(OBJECTIVE): Please reproduce the stretch of the glob design document from "Glob Implementation Design¶" through "patterns like data/**/*.nc." word for word.

(SOURCE EXCERPT):
###
Glob Implementation Design¶
This document describes the design of obspec_utils.glob, which provides glob pattern matching for object stores using the obspec List primitive.
Overview¶
The glob module provides functions to match paths against glob patterns, similar to fsspec.glob, pathlib.glob, and glob.glob. It enables users to find objects in stores using familiar wildcard patterns like data/**/*.nc.
API Design¶
Two-Function Approach¶
We provide two separate functions rather than a single function with a detail kwarg:
from obspec_utils import glob, glob_objects
# Get paths only
paths = list(glob(store, "data/**/*.nc"))
# ['data/2024/file1.nc', 'data/2024/01/file2.nc', ...]
# Get full metadata
for obj in glob_objects(store, "data/**/*.nc"):
print(f"{obj['path']}: {obj['size']} bytes")
Rationale:
| Approach | Typing | API Clarity |
|---|---|---|
| Two functions | Clean return types | Explicit intent |
| Single function with kwarg | Requires @overload decorators |
Runtime-dependent return type |
Following Python's "explicit is better than implicit" philosophy, two functions provide:
- Clean typing — each function has a single return type
- Discoverability — both options visible in autocomplete
- No ambiguity — return type known at call site
Function Matrix¶
| Function | Protocol | Returns |
|---|---|---|
glob |
obspec.List |
Iterator[str] |
glob_objects |
obspec.List |
Iterator[ObjectMeta] |
glob_async |
obspec.ListAsync |
AsyncIterator[str] |
glob_objects_async |
obspec.ListAsync |
AsyncIterator[ObjectMeta] |
Protocol Requirements¶
Following obspec's philosophy, we use obspec.List and obspec.ListAsync directly rather than defining wrapper protocols:
from obspec import List
def glob(store: List, pattern: str) -> Iterator[str]:
...
###
(RECORDED DATA):

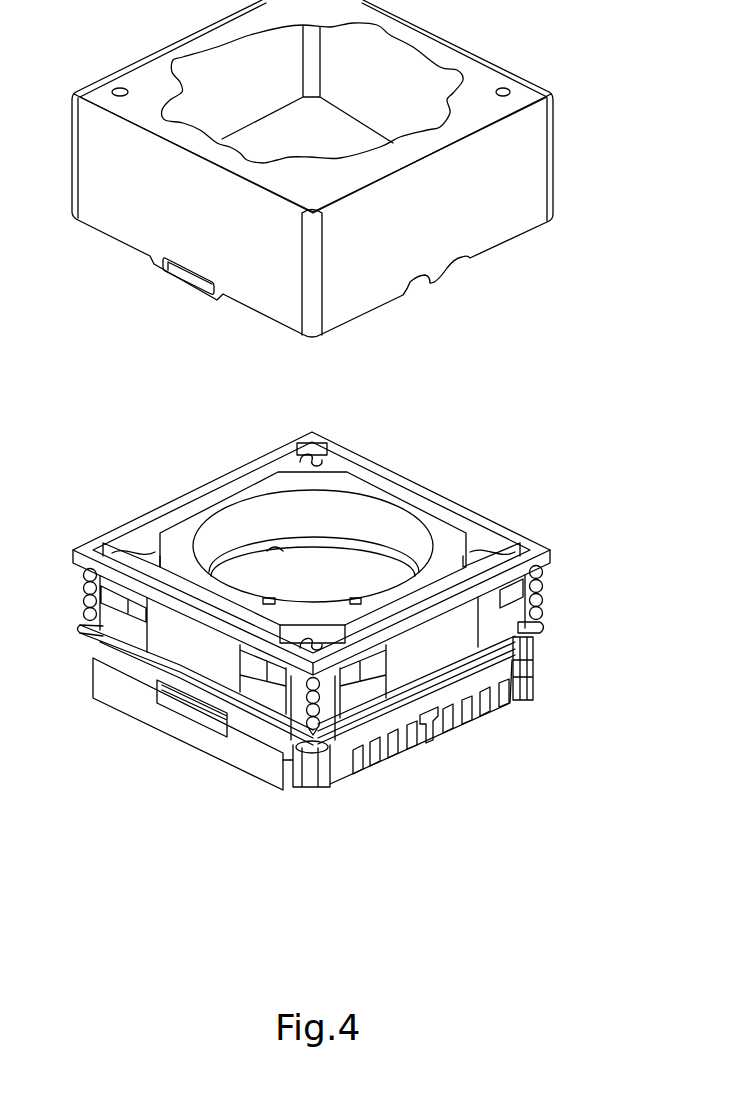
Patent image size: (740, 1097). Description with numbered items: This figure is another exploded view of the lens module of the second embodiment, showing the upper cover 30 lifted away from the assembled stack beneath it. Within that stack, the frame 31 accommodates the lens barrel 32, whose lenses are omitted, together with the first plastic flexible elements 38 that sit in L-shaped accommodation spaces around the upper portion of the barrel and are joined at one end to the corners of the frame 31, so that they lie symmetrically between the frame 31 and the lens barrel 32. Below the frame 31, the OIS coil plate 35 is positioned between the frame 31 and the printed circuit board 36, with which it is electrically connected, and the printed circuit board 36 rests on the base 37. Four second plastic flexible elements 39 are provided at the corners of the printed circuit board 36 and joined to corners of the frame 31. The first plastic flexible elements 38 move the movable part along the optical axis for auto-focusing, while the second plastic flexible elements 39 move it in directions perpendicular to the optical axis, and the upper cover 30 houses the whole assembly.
###
(FINAL RESULT):
Glob Implementation Design¶
This document describes the design of obspec_utils.glob, which provides glob pattern matching for object stores using the obspec List primitive.
Overview¶
The glob module provides functions to match paths against glob patterns, similar to fsspec.glob, pathlib.glob, and glob.glob. It enables users to find objects in stores using familiar wildcard patterns like data/**/*.nc.